▸ **WHAT IS EXPECTED**
In the listing that follows, count each line where the word "name" appears; write nothing but the count.

»»

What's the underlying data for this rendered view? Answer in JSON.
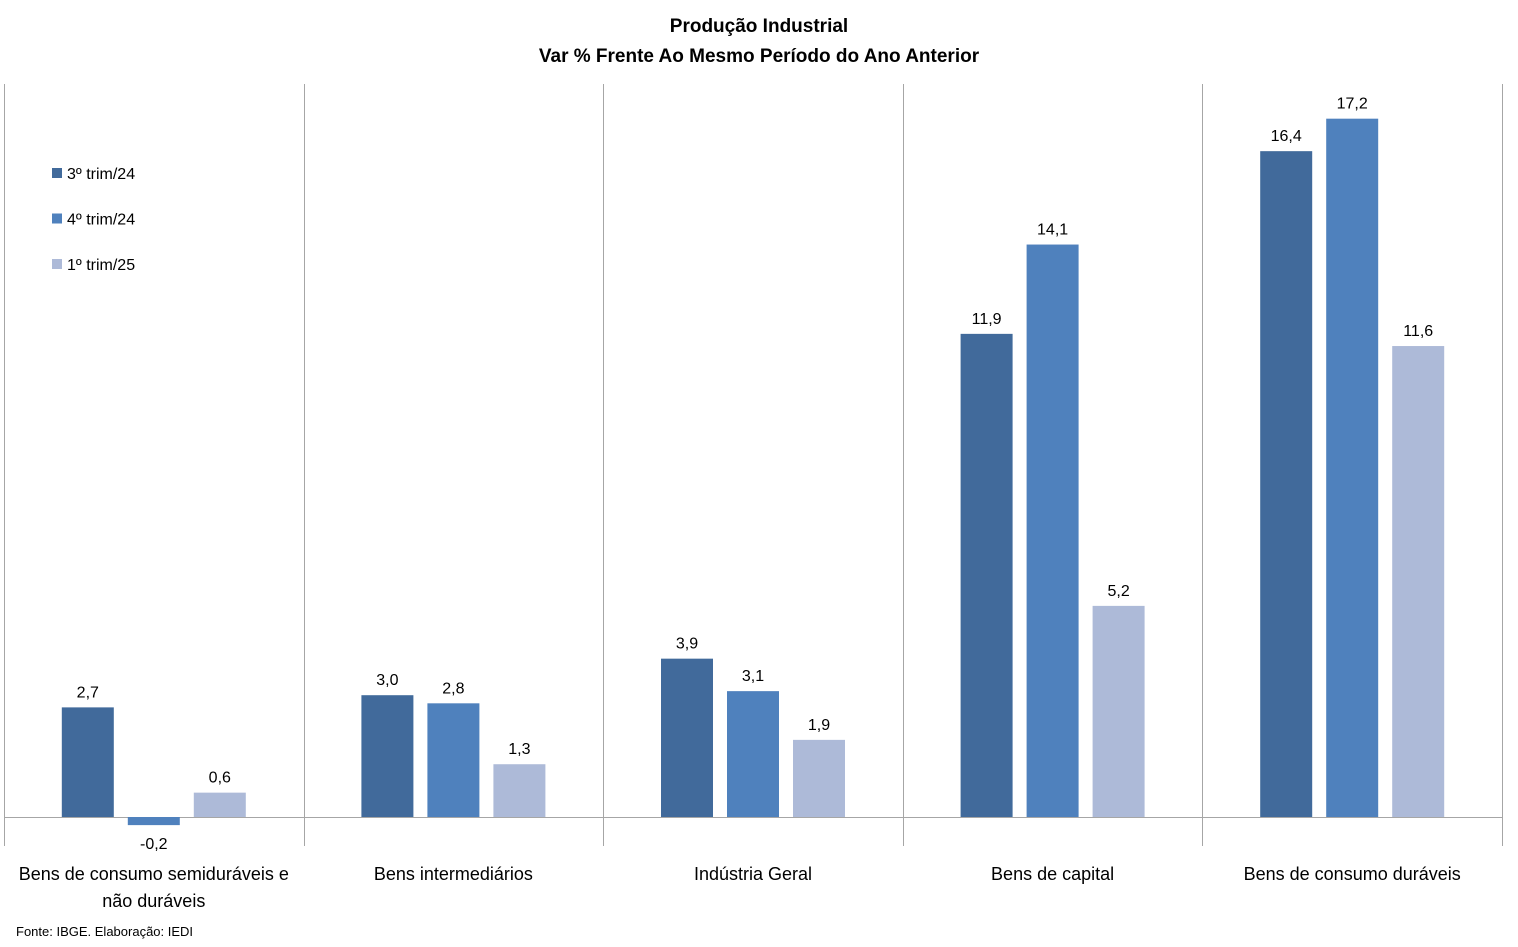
{
  "chart_data": {
    "type": "bar",
    "title": "Produção Industrial",
    "subtitle": "Var % Frente Ao Mesmo Período do Ano Anterior",
    "categories": [
      [
        "Bens de consumo semiduráveis e",
        "não duráveis"
      ],
      [
        "Bens intermediários"
      ],
      [
        "Indústria Geral"
      ],
      [
        "Bens de capital"
      ],
      [
        "Bens de consumo duráveis"
      ]
    ],
    "series": [
      {
        "name": "3º trim/24",
        "color": "#416A9B",
        "values": [
          2.7,
          3.0,
          3.9,
          11.9,
          16.4
        ],
        "labels": [
          "2,7",
          "3,0",
          "3,9",
          "11,9",
          "16,4"
        ]
      },
      {
        "name": "4º trim/24",
        "color": "#4F81BD",
        "values": [
          -0.2,
          2.8,
          3.1,
          14.1,
          17.2
        ],
        "labels": [
          "-0,2",
          "2,8",
          "3,1",
          "14,1",
          "17,2"
        ]
      },
      {
        "name": "1º trim/25",
        "color": "#ADBAD8",
        "values": [
          0.6,
          1.3,
          1.9,
          5.2,
          11.6
        ],
        "labels": [
          "0,6",
          "1,3",
          "1,9",
          "5,2",
          "11,6"
        ]
      }
    ],
    "ylim": [
      -0.7,
      18.0
    ],
    "legend_position": "top-left",
    "grid": false,
    "source": "Fonte: IBGE. Elaboração: IEDI"
  }
}
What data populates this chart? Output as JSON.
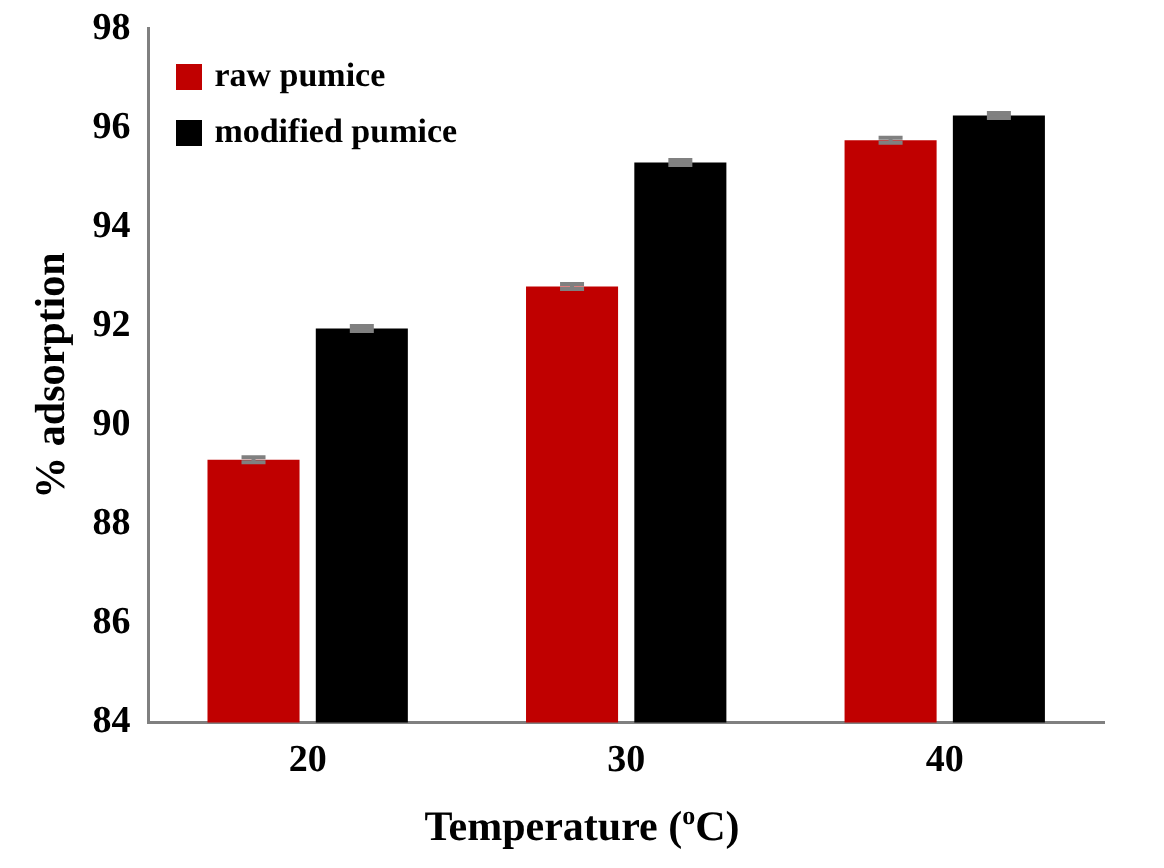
{
  "chart_data": {
    "type": "bar",
    "xlabel": "Temperature ($^{o}$C)",
    "ylabel": "% adsorption",
    "categories": [
      "20",
      "30",
      "40"
    ],
    "series": [
      {
        "name": "raw pumice",
        "color": "#c00000",
        "values": [
          89.3,
          92.8,
          95.75
        ],
        "errors": [
          0.05,
          0.05,
          0.05
        ]
      },
      {
        "name": "modified pumice",
        "color": "#000000",
        "values": [
          91.95,
          95.3,
          96.25
        ],
        "errors": [
          0.05,
          0.05,
          0.05
        ]
      }
    ],
    "ylim": [
      84,
      98
    ],
    "yticks": [
      84,
      86,
      88,
      90,
      92,
      94,
      96,
      98
    ],
    "grid": false,
    "legend": "top left"
  }
}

««

▸ **OUTPUT**
5